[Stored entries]
::::
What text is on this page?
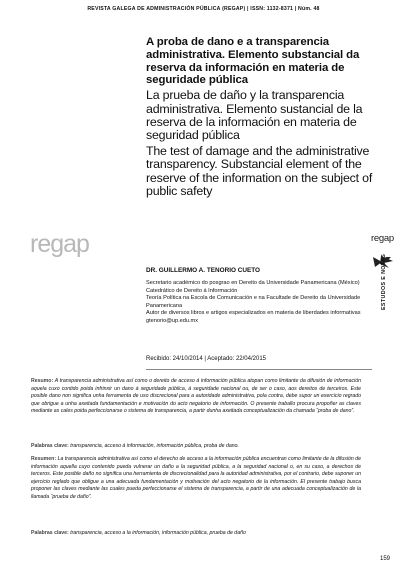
REVISTA GALEGA DE ADMINISTRACIÓN PÚBLICA (REGAP) | ISSN: 1132-8371 | Núm. 48
A proba de dano e a transparencia administrativa. Elemento substancial da reserva da información en materia de seguridade pública
La prueba de daño y la transparencia administrativa. Elemento sustancial de la reserva de la información en materia de seguridad pública
The test of damage and the administrative transparency. Substancial element of the reserve of the information on the subject of public safety
regap	regap
ESTUDOS E NOTAS

DR. GUILLERMO A. TENORIO CUETO

Secretario académico do posgrao en Dereito da Universidade Panamericana (México)

Catedrático de Dereito á Información

Teoría Política na Escola de Comunicación e na Facultade de Dereito da Universidade Panamericana

Autor de diversos libros e artigos especializados en materia de liberdades informativas

gtenorio@up.edu.mx

Recibido: 24/10/2014 | Aceptado: 22/04/2015

Resumo: A transparencia administrativa así como o dereito de acceso á información pública atopan como limitante da difusión de información aquela cuxo contido poida infrinxir un dano á seguridade pública, á seguridade nacional ou, de ser o caso, aos dereitos de terceiros. Este posible dano non significa unha ferramenta de uso discrecional para a autoridade administrativa, pola contra, debe supor un exercicio regrado que obrigue a unha axeitada fundamentación e motivación do acto negatorio de información. O presente traballo procura propoñer as claves mediante as cales poida perfeccionarse o sistema de transparencia, a partir dunha axeitada conceptualización da chamada “proba de dano”.

Palabras clave: transparencia, acceso á información, información pública, proba de dano.

Resumen: La transparencia administrativa así como el derecho de acceso a la información pública encuentran como limitante de la difusión de información aquella cuyo contenido pueda vulnerar un daño a la seguridad pública, a la seguridad nacional o, en su caso, a derechos de terceros. Este posible daño no significa una herramienta de discrecionalidad para la autoridad administrativa, por el contrario, debe suponer un ejercicio reglado que obligue a una adecuada fundamentación y motivación del acto negatorio de la información. El presente trabajo busca proponer las claves mediante las cuales pueda perfeccionarse el sistema de transparencia, a partir de una adecuada conceptualización de la llamada “prueba de daño”.

Palabras clave: transparencia, acceso a la información, información pública, prueba de daño

159
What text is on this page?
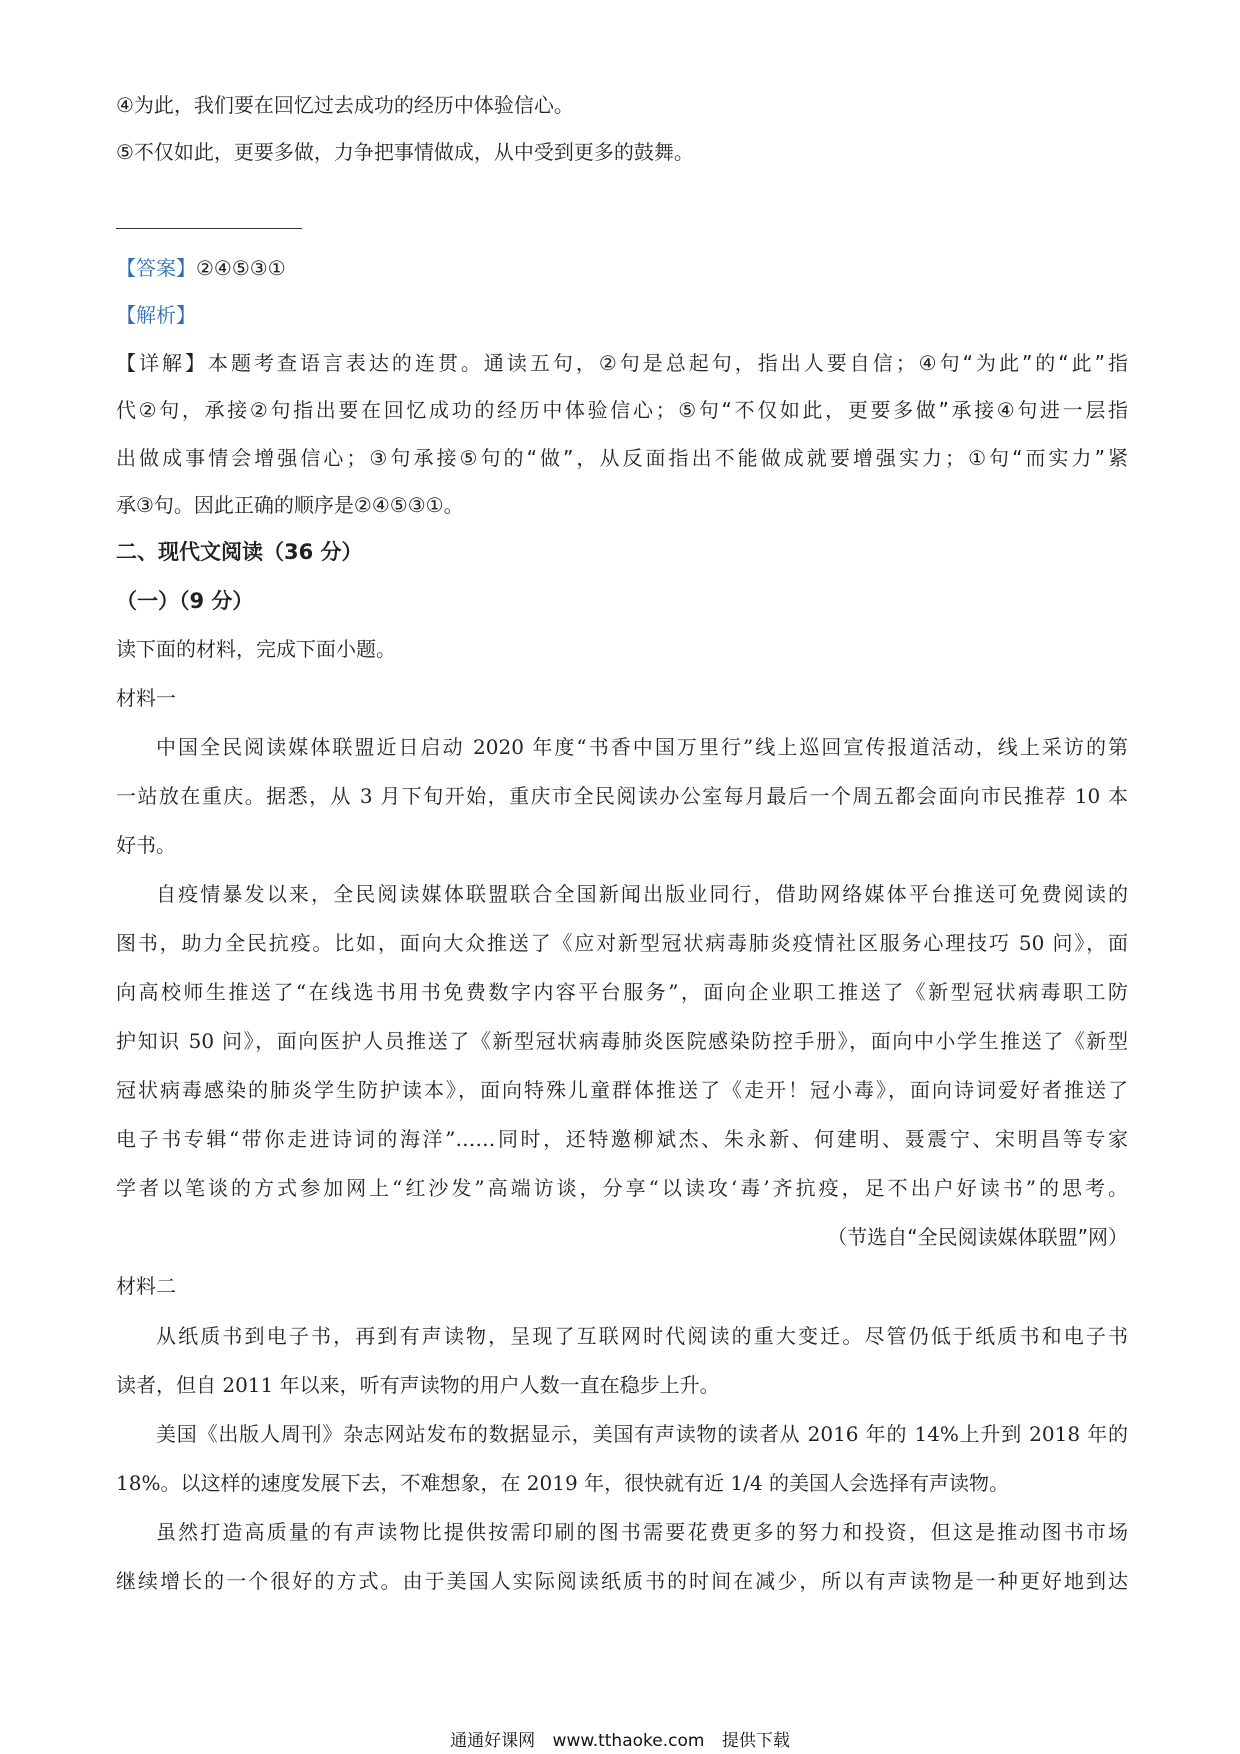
④为此，我们要在回忆过去成功的经历中体验信心。
⑤不仅如此，更要多做，力争把事情做成，从中受到更多的鼓舞。
【答案】②④⑤③①
【解析】
【详解】本题考查语言表达的连贯。通读五句，②句是总起句，指出人要自信；④句“为此”的“此”指
代②句，承接②句指出要在回忆成功的经历中体验信心；⑤句“不仅如此，更要多做”承接④句进一层指
出做成事情会增强信心；③句承接⑤句的“做”，从反面指出不能做成就要增强实力；①句“而实力”紧
承③句。因此正确的顺序是②④⑤③①。
二、现代文阅读（36 分）
（一）（9 分）
读下面的材料，完成下面小题。
材料一
中国全民阅读媒体联盟近日启动 2020 年度“书香中国万里行”线上巡回宣传报道活动，线上采访的第
一站放在重庆。据悉，从 3 月下旬开始，重庆市全民阅读办公室每月最后一个周五都会面向市民推荐 10 本
好书。
自疫情暴发以来，全民阅读媒体联盟联合全国新闻出版业同行，借助网络媒体平台推送可免费阅读的
图书，助力全民抗疫。比如，面向大众推送了《应对新型冠状病毒肺炎疫情社区服务心理技巧 50 问》，面
向高校师生推送了“在线选书用书免费数字内容平台服务”，面向企业职工推送了《新型冠状病毒职工防
护知识 50 问》，面向医护人员推送了《新型冠状病毒肺炎医院感染防控手册》，面向中小学生推送了《新型
冠状病毒感染的肺炎学生防护读本》，面向特殊儿童群体推送了《走开！冠小毒》，面向诗词爱好者推送了
电子书专辑“带你走进诗词的海洋”……同时，还特邀柳斌杰、朱永新、何建明、聂震宁、宋明昌等专家
学者以笔谈的方式参加网上“红沙发”高端访谈，分享“以读攻‘毒’齐抗疫，足不出户好读书”的思考。
（节选自“全民阅读媒体联盟”网）
材料二
从纸质书到电子书，再到有声读物，呈现了互联网时代阅读的重大变迁。尽管仍低于纸质书和电子书
读者，但自 2011 年以来，听有声读物的用户人数一直在稳步上升。
美国《出版人周刊》杂志网站发布的数据显示，美国有声读物的读者从 2016 年的 14%上升到 2018 年的
18%。以这样的速度发展下去，不难想象，在 2019 年，很快就有近 1/4 的美国人会选择有声读物。
虽然打造高质量的有声读物比提供按需印刷的图书需要花费更多的努力和投资，但这是推动图书市场
继续增长的一个很好的方式。由于美国人实际阅读纸质书的时间在减少，所以有声读物是一种更好地到达
通通好课网 www.tthaoke.com 提供下载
::::
_Work to complete_
Wherever the word "Panamericana" occurs in a line of the listing, copy that line.

_Written response_
Secretario académico do posgrao en Dereito da Universidade Panamericana (México)
Teoría Política na Escola de Comunicación e na Facultade de Dereito da Universidade Panamericana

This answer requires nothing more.